Stated exercise:
Look for the string "into" in the lines and copy each line that has it.

Extracted material:
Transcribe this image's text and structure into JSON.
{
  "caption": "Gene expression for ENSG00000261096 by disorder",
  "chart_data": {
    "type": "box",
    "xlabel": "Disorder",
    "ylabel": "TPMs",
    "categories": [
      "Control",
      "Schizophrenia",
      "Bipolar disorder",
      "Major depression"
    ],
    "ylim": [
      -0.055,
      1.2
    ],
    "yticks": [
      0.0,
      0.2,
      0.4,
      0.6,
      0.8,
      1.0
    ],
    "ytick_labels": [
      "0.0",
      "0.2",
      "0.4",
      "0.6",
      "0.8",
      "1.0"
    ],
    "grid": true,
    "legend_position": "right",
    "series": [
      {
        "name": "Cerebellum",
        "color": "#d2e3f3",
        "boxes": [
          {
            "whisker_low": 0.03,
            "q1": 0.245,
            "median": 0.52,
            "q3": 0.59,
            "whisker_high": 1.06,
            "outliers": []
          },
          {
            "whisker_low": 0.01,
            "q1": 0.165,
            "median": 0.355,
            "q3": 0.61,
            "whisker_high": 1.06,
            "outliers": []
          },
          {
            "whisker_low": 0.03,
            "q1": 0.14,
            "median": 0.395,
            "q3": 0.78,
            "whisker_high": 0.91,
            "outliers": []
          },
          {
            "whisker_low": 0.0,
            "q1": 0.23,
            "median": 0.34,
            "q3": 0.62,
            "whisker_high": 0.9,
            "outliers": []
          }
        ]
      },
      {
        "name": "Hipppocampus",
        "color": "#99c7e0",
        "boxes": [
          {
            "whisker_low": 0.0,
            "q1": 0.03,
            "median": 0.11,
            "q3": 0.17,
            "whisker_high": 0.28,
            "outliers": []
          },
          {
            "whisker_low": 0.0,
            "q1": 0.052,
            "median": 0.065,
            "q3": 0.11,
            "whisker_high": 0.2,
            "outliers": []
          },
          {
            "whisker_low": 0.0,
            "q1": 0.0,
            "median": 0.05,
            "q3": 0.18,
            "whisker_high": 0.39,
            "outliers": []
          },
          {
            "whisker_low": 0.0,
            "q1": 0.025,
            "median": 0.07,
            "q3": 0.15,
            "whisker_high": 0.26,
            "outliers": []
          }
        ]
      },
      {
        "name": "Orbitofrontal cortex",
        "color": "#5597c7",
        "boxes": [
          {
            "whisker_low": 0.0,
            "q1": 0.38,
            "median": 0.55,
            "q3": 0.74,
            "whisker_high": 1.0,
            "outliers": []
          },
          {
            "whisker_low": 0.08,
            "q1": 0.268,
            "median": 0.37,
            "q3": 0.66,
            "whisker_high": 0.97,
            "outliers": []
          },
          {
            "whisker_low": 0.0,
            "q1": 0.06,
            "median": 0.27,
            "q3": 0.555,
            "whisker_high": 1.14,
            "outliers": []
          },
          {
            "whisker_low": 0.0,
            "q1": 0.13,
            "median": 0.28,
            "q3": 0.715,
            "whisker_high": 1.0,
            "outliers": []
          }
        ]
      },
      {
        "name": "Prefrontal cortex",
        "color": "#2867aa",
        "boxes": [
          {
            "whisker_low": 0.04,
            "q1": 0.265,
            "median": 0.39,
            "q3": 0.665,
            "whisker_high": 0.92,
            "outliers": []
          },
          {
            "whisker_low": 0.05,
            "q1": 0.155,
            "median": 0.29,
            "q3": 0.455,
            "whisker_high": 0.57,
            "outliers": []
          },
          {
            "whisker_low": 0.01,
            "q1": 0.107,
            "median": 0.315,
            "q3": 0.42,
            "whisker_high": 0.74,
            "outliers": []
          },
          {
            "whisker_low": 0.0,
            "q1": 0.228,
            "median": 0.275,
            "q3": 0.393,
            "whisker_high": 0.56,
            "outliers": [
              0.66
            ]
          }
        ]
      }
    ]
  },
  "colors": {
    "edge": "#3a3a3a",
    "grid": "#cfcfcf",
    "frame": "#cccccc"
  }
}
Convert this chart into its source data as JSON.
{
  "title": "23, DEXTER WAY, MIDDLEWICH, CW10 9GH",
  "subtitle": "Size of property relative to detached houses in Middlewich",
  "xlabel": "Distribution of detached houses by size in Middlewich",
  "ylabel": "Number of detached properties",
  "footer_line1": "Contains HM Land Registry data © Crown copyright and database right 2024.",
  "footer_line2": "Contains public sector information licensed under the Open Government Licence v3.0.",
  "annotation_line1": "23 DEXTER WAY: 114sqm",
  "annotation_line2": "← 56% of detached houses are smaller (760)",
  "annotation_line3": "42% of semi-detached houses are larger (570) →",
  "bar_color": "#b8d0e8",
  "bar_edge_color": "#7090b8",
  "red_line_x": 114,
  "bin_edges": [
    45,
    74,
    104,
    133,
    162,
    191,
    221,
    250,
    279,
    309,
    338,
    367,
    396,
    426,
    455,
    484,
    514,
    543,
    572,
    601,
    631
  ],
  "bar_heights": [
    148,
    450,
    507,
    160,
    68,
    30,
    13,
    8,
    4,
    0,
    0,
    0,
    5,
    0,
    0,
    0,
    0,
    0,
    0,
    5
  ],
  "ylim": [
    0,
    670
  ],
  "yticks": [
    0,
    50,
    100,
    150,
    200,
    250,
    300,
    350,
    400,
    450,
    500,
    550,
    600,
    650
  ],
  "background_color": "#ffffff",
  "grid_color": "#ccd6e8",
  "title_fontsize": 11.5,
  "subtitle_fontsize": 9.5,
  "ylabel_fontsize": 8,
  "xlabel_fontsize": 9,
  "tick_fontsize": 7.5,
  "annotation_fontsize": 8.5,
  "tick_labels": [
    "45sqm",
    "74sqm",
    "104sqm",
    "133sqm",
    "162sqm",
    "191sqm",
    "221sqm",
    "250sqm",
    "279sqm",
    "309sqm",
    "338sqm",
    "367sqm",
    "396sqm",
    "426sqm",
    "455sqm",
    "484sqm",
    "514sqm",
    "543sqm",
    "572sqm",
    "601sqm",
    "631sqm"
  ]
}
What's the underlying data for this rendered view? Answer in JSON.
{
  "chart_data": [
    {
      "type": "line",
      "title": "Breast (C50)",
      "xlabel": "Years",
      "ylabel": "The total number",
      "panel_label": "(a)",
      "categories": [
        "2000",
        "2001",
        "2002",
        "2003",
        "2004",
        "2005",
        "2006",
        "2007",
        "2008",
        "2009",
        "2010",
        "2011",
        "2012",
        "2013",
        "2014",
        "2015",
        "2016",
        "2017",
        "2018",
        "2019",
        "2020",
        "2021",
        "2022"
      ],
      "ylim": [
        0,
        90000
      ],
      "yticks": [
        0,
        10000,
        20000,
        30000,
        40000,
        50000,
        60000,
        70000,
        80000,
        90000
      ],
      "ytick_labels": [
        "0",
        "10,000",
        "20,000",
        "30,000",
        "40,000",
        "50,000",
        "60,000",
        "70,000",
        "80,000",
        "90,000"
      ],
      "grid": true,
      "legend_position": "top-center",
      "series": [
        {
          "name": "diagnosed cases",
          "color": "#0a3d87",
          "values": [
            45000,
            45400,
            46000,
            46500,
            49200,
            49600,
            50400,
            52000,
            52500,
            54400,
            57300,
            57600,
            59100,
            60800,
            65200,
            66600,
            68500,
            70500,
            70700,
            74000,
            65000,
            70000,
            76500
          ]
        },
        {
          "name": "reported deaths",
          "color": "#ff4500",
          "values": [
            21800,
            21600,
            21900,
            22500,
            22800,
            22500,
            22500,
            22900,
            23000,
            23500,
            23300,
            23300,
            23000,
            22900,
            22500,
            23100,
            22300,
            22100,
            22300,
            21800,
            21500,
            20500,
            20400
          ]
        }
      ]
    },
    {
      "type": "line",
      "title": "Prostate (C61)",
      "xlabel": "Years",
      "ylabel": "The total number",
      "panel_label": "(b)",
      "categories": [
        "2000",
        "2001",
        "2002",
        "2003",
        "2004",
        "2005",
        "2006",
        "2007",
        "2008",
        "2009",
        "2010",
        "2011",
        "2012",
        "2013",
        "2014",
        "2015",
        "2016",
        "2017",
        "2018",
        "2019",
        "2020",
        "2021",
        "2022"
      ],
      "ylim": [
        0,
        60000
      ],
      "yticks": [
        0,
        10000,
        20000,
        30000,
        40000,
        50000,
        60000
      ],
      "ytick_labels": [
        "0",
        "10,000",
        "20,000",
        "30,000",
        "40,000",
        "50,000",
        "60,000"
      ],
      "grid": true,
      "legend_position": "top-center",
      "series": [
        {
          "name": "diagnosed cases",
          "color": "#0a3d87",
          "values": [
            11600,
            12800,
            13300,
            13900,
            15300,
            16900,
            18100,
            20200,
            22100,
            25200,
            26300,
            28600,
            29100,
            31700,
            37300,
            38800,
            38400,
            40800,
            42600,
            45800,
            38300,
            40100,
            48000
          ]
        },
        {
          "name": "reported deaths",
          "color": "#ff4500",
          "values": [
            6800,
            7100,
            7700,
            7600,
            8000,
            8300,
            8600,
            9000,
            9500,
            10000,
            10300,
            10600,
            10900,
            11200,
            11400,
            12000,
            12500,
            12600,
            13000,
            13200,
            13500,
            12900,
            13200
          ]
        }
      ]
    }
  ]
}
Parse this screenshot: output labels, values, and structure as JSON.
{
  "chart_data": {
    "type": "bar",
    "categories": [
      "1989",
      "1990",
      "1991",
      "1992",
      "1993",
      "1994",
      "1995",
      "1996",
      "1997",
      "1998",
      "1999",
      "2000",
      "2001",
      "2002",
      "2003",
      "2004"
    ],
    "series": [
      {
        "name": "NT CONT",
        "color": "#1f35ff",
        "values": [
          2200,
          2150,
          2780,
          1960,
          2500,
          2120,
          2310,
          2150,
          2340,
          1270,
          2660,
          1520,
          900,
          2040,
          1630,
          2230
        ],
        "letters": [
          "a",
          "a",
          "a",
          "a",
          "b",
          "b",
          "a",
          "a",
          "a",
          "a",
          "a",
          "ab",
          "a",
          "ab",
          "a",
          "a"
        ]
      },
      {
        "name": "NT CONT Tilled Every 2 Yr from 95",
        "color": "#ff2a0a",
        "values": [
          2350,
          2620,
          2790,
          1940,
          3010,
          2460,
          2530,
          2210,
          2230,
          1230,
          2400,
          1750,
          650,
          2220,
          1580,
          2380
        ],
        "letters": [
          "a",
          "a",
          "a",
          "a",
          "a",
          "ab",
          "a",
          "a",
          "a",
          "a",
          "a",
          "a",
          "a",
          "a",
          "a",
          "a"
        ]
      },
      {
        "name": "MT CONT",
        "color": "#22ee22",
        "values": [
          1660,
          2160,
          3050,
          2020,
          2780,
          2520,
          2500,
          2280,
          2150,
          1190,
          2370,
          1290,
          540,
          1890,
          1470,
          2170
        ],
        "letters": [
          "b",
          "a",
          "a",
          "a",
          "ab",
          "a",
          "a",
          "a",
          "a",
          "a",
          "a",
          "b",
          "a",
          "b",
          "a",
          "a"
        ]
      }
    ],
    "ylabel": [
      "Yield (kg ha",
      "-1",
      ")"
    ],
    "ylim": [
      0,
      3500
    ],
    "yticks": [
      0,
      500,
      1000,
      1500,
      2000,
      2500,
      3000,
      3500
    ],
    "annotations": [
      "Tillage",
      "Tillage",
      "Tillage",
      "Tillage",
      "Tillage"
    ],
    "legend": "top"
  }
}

Expected answer:
Transcribe this image's text and structure into JSON.
Convert this chart into its source data as JSON.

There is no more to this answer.